## Start GIVEN DATA
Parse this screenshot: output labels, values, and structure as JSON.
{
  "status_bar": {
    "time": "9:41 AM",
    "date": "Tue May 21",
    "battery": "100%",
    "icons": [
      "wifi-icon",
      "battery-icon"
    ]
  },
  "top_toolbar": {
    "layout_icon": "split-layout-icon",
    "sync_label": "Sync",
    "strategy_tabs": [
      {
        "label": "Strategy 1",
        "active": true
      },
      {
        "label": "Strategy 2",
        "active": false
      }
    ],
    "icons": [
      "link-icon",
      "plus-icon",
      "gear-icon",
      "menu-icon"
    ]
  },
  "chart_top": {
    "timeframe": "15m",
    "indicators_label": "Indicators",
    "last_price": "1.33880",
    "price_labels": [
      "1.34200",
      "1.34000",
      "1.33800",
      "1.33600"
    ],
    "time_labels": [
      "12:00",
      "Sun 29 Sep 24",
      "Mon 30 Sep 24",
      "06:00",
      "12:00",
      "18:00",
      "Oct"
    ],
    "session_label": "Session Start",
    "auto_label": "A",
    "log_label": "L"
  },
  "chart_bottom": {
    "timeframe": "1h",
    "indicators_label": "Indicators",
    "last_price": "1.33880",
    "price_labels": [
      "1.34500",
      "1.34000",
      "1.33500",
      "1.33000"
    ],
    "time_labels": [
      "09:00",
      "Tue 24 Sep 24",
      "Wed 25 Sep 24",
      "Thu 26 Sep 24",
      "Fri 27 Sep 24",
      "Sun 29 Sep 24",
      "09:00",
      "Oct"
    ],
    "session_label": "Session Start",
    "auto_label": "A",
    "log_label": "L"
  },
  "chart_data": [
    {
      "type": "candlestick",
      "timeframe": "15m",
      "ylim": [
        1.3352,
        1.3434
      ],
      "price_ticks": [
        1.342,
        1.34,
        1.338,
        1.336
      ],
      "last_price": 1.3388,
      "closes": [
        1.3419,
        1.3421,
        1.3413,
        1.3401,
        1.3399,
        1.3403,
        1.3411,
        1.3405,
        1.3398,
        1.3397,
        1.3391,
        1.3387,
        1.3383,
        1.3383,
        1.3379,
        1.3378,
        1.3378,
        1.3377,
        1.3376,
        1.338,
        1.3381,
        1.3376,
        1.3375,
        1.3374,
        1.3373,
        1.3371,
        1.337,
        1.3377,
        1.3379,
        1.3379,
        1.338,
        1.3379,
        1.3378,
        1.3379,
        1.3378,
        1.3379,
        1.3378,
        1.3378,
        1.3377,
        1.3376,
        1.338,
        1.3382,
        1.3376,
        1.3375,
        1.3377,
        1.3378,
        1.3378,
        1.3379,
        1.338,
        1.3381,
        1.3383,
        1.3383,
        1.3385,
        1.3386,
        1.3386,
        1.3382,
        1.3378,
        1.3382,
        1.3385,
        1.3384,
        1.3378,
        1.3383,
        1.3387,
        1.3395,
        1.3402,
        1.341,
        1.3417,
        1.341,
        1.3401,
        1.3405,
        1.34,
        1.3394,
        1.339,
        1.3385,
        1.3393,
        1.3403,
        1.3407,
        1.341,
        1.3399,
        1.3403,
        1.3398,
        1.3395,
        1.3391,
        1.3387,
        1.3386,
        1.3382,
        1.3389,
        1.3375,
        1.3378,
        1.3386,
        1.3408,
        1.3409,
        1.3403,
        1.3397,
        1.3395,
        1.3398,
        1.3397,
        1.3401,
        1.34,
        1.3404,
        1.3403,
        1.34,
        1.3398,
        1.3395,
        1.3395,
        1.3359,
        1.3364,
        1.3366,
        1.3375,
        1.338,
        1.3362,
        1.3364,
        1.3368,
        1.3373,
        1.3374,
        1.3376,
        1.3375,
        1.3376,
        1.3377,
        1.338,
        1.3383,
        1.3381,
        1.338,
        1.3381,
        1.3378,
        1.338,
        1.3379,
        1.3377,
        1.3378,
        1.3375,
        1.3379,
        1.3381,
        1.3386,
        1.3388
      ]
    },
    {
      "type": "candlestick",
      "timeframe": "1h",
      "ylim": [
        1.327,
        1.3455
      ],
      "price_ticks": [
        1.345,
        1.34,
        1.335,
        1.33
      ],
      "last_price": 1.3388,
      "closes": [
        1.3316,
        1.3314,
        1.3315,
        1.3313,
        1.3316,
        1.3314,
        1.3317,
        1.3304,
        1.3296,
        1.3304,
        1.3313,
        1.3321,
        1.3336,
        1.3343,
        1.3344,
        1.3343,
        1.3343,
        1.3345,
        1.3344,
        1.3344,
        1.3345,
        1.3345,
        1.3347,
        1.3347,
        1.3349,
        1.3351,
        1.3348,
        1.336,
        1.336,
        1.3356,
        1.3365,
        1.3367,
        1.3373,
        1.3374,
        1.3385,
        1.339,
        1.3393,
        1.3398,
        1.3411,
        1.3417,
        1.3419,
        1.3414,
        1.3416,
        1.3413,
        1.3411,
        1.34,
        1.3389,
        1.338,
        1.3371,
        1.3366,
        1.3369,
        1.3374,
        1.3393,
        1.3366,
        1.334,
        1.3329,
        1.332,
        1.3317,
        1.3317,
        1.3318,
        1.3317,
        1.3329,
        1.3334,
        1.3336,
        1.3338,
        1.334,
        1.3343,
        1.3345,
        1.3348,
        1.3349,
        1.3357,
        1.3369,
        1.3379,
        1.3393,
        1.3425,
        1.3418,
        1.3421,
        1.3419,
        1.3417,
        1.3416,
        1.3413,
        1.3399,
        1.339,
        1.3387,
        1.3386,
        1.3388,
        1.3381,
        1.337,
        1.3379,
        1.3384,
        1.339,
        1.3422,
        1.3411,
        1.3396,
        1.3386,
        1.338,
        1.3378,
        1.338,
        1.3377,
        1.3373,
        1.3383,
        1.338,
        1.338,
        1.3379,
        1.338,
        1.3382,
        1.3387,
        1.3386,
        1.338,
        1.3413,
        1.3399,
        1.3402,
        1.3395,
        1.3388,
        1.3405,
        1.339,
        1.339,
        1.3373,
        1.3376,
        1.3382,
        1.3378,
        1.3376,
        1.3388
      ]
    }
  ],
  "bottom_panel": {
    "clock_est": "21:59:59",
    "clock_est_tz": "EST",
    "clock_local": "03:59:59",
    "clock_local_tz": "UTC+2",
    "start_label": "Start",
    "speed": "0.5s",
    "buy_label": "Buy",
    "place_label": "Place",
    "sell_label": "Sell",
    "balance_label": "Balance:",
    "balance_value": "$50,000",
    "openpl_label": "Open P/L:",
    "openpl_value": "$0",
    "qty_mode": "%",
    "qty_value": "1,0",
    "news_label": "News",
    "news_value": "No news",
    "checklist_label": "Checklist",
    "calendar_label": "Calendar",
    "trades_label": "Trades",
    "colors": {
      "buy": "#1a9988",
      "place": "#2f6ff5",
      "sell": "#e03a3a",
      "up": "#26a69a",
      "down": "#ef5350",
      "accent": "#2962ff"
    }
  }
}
## End GIVEN DATA
**PROBLEM STATEMENT:**
Return all of the entries exactly as written.

**TASK RESULT:**
Parse this screenshot: output labels, values, and structure as JSON.
{
  "status_bar": {
    "time": "9:41 AM",
    "date": "Tue May 21",
    "battery": "100%",
    "icons": [
      "wifi-icon",
      "battery-icon"
    ]
  },
  "top_toolbar": {
    "layout_icon": "split-layout-icon",
    "sync_label": "Sync",
    "strategy_tabs": [
      {
        "label": "Strategy 1",
        "active": true
      },
      {
        "label": "Strategy 2",
        "active": false
      }
    ],
    "icons": [
      "link-icon",
      "plus-icon",
      "gear-icon",
      "menu-icon"
    ]
  },
  "chart_top": {
    "timeframe": "15m",
    "indicators_label": "Indicators",
    "last_price": "1.33880",
    "price_labels": [
      "1.34200",
      "1.34000",
      "1.33800",
      "1.33600"
    ],
    "time_labels": [
      "12:00",
      "Sun 29 Sep 24",
      "Mon 30 Sep 24",
      "06:00",
      "12:00",
      "18:00",
      "Oct"
    ],
    "session_label": "Session Start",
    "auto_label": "A",
    "log_label": "L"
  },
  "chart_bottom": {
    "timeframe": "1h",
    "indicators_label": "Indicators",
    "last_price": "1.33880",
    "price_labels": [
      "1.34500",
      "1.34000",
      "1.33500",
      "1.33000"
    ],
    "time_labels": [
      "09:00",
      "Tue 24 Sep 24",
      "Wed 25 Sep 24",
      "Thu 26 Sep 24",
      "Fri 27 Sep 24",
      "Sun 29 Sep 24",
      "09:00",
      "Oct"
    ],
    "session_label": "Session Start",
    "auto_label": "A",
    "log_label": "L"
  },
  "chart_data": [
    {
      "type": "candlestick",
      "timeframe": "15m",
      "ylim": [
        1.3352,
        1.3434
      ],
      "price_ticks": [
        1.342,
        1.34,
        1.338,
        1.336
      ],
      "last_price": 1.3388,
      "closes": [
        1.3419,
        1.3421,
        1.3413,
        1.3401,
        1.3399,
        1.3403,
        1.3411,
        1.3405,
        1.3398,
        1.3397,
        1.3391,
        1.3387,
        1.3383,
        1.3383,
        1.3379,
        1.3378,
        1.3378,
        1.3377,
        1.3376,
        1.338,
        1.3381,
        1.3376,
        1.3375,
        1.3374,
        1.3373,
        1.3371,
        1.337,
        1.3377,
        1.3379,
        1.3379,
        1.338,
        1.3379,
        1.3378,
        1.3379,
        1.3378,
        1.3379,
        1.3378,
        1.3378,
        1.3377,
        1.3376,
        1.338,
        1.3382,
        1.3376,
        1.3375,
        1.3377,
        1.3378,
        1.3378,
        1.3379,
        1.338,
        1.3381,
        1.3383,
        1.3383,
        1.3385,
        1.3386,
        1.3386,
        1.3382,
        1.3378,
        1.3382,
        1.3385,
        1.3384,
        1.3378,
        1.3383,
        1.3387,
        1.3395,
        1.3402,
        1.341,
        1.3417,
        1.341,
        1.3401,
        1.3405,
        1.34,
        1.3394,
        1.339,
        1.3385,
        1.3393,
        1.3403,
        1.3407,
        1.341,
        1.3399,
        1.3403,
        1.3398,
        1.3395,
        1.3391,
        1.3387,
        1.3386,
        1.3382,
        1.3389,
        1.3375,
        1.3378,
        1.3386,
        1.3408,
        1.3409,
        1.3403,
        1.3397,
        1.3395,
        1.3398,
        1.3397,
        1.3401,
        1.34,
        1.3404,
        1.3403,
        1.34,
        1.3398,
        1.3395,
        1.3395,
        1.3359,
        1.3364,
        1.3366,
        1.3375,
        1.338,
        1.3362,
        1.3364,
        1.3368,
        1.3373,
        1.3374,
        1.3376,
        1.3375,
        1.3376,
        1.3377,
        1.338,
        1.3383,
        1.3381,
        1.338,
        1.3381,
        1.3378,
        1.338,
        1.3379,
        1.3377,
        1.3378,
        1.3375,
        1.3379,
        1.3381,
        1.3386,
        1.3388
      ]
    },
    {
      "type": "candlestick",
      "timeframe": "1h",
      "ylim": [
        1.327,
        1.3455
      ],
      "price_ticks": [
        1.345,
        1.34,
        1.335,
        1.33
      ],
      "last_price": 1.3388,
      "closes": [
        1.3316,
        1.3314,
        1.3315,
        1.3313,
        1.3316,
        1.3314,
        1.3317,
        1.3304,
        1.3296,
        1.3304,
        1.3313,
        1.3321,
        1.3336,
        1.3343,
        1.3344,
        1.3343,
        1.3343,
        1.3345,
        1.3344,
        1.3344,
        1.3345,
        1.3345,
        1.3347,
        1.3347,
        1.3349,
        1.3351,
        1.3348,
        1.336,
        1.336,
        1.3356,
        1.3365,
        1.3367,
        1.3373,
        1.3374,
        1.3385,
        1.339,
        1.3393,
        1.3398,
        1.3411,
        1.3417,
        1.3419,
        1.3414,
        1.3416,
        1.3413,
        1.3411,
        1.34,
        1.3389,
        1.338,
        1.3371,
        1.3366,
        1.3369,
        1.3374,
        1.3393,
        1.3366,
        1.334,
        1.3329,
        1.332,
        1.3317,
        1.3317,
        1.3318,
        1.3317,
        1.3329,
        1.3334,
        1.3336,
        1.3338,
        1.334,
        1.3343,
        1.3345,
        1.3348,
        1.3349,
        1.3357,
        1.3369,
        1.3379,
        1.3393,
        1.3425,
        1.3418,
        1.3421,
        1.3419,
        1.3417,
        1.3416,
        1.3413,
        1.3399,
        1.339,
        1.3387,
        1.3386,
        1.3388,
        1.3381,
        1.337,
        1.3379,
        1.3384,
        1.339,
        1.3422,
        1.3411,
        1.3396,
        1.3386,
        1.338,
        1.3378,
        1.338,
        1.3377,
        1.3373,
        1.3383,
        1.338,
        1.338,
        1.3379,
        1.338,
        1.3382,
        1.3387,
        1.3386,
        1.338,
        1.3413,
        1.3399,
        1.3402,
        1.3395,
        1.3388,
        1.3405,
        1.339,
        1.339,
        1.3373,
        1.3376,
        1.3382,
        1.3378,
        1.3376,
        1.3388
      ]
    }
  ],
  "bottom_panel": {
    "clock_est": "21:59:59",
    "clock_est_tz": "EST",
    "clock_local": "03:59:59",
    "clock_local_tz": "UTC+2",
    "start_label": "Start",
    "speed": "0.5s",
    "buy_label": "Buy",
    "place_label": "Place",
    "sell_label": "Sell",
    "balance_label": "Balance:",
    "balance_value": "$50,000",
    "openpl_label": "Open P/L:",
    "openpl_value": "$0",
    "qty_mode": "%",
    "qty_value": "1,0",
    "news_label": "News",
    "news_value": "No news",
    "checklist_label": "Checklist",
    "calendar_label": "Calendar",
    "trades_label": "Trades",
    "colors": {
      "buy": "#1a9988",
      "place": "#2f6ff5",
      "sell": "#e03a3a",
      "up": "#26a69a",
      "down": "#ef5350",
      "accent": "#2962ff"
    }
  }
}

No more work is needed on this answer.